══ Entries provided

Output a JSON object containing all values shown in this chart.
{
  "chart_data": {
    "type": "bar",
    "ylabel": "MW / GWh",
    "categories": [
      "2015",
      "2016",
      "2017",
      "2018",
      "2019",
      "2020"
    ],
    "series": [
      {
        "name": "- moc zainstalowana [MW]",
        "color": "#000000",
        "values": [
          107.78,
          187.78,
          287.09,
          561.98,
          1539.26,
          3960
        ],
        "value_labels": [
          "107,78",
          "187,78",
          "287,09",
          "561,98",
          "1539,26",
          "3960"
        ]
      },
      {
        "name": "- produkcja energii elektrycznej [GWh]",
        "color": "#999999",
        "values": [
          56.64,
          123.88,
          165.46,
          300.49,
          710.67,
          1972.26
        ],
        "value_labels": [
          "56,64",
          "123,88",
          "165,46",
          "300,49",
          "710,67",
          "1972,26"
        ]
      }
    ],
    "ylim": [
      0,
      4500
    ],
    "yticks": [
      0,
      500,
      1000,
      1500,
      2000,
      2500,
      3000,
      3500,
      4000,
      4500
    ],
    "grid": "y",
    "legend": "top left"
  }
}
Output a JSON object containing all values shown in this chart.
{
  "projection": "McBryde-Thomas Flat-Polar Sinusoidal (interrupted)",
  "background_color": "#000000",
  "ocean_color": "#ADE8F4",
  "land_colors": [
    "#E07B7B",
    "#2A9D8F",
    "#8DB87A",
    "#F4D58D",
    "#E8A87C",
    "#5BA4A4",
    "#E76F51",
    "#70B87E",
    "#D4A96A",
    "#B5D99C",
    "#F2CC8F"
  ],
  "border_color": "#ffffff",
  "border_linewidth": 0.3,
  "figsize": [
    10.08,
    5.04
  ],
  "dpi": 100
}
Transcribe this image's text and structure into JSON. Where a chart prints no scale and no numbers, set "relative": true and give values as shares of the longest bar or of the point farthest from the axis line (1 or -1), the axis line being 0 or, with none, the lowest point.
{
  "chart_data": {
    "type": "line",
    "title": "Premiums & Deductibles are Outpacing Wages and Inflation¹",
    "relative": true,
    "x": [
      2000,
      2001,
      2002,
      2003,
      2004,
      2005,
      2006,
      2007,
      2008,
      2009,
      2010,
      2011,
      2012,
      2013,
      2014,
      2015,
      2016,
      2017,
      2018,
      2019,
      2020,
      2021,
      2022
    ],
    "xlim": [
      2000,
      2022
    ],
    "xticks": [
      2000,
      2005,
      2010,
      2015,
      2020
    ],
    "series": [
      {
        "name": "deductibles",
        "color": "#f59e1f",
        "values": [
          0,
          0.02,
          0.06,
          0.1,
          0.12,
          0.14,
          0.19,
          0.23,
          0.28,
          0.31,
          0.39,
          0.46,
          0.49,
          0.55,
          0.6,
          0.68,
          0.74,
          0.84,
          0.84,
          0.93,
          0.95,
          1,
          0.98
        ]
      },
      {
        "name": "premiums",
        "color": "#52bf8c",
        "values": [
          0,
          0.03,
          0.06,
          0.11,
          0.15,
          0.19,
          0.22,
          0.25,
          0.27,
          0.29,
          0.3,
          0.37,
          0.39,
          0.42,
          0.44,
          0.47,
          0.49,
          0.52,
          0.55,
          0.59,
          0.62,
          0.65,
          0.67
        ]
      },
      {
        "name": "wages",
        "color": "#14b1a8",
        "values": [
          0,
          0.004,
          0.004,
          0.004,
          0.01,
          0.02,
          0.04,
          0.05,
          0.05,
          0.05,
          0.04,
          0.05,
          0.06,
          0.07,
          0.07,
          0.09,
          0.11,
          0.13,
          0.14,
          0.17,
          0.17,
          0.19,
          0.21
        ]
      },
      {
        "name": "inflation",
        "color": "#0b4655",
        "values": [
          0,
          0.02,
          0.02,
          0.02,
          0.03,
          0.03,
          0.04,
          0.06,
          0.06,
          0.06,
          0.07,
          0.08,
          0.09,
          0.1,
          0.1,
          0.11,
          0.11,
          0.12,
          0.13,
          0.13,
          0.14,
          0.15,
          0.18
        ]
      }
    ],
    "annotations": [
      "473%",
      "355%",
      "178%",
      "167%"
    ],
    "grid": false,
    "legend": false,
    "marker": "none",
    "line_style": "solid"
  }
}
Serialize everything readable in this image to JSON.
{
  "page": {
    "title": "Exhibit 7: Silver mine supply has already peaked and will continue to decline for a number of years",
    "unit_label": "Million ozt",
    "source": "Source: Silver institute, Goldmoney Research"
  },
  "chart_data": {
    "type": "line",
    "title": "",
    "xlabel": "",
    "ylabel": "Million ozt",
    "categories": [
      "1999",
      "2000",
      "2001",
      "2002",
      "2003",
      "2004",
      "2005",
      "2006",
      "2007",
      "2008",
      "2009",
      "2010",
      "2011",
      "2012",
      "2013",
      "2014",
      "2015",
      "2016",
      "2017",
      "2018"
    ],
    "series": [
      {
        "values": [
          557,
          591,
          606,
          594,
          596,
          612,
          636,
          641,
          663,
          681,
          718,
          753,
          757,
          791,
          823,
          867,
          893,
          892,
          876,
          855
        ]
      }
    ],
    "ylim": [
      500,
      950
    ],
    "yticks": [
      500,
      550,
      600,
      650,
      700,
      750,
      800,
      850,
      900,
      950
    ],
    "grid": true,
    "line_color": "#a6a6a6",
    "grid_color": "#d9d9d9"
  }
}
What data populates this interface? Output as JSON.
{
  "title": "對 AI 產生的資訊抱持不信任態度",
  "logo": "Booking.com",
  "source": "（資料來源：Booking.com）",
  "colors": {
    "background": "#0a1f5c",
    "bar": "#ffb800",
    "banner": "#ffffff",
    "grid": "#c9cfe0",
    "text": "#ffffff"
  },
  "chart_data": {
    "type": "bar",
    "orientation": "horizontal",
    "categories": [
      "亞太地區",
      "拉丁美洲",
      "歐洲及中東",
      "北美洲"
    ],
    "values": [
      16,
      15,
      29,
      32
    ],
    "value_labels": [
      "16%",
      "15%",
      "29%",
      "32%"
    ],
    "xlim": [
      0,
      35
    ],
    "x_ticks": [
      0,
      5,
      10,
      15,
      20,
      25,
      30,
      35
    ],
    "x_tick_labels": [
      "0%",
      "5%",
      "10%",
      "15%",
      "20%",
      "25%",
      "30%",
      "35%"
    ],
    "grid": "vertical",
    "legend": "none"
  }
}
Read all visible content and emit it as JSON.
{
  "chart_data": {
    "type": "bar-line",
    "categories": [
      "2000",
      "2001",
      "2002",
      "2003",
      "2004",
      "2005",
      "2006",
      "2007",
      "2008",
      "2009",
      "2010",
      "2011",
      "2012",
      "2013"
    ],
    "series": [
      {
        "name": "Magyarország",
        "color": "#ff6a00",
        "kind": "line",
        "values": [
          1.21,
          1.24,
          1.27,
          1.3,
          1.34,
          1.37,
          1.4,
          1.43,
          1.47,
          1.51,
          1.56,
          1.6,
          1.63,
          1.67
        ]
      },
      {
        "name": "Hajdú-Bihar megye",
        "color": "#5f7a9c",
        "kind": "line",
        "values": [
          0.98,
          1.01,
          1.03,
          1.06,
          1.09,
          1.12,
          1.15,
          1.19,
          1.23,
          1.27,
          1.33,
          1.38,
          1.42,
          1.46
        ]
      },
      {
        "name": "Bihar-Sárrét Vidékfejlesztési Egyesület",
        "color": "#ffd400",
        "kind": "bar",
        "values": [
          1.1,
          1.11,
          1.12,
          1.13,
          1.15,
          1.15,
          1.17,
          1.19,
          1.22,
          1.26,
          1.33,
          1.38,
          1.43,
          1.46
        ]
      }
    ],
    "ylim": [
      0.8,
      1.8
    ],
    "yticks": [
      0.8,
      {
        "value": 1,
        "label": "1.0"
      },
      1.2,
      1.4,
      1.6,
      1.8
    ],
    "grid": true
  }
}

════

*Written problem*: From the entries above, select each line containing the string "none".

*Solution*:
Transcribe this image's text and structure into JSON. Where a chart prints no scale and no numbers, set "relative": true and give values as shares of the longest bar or of the point farthest from the axis line (1 or -1), the axis line being 0 or, with none, the lowest point.
    "marker": "none",
    "legend": "none"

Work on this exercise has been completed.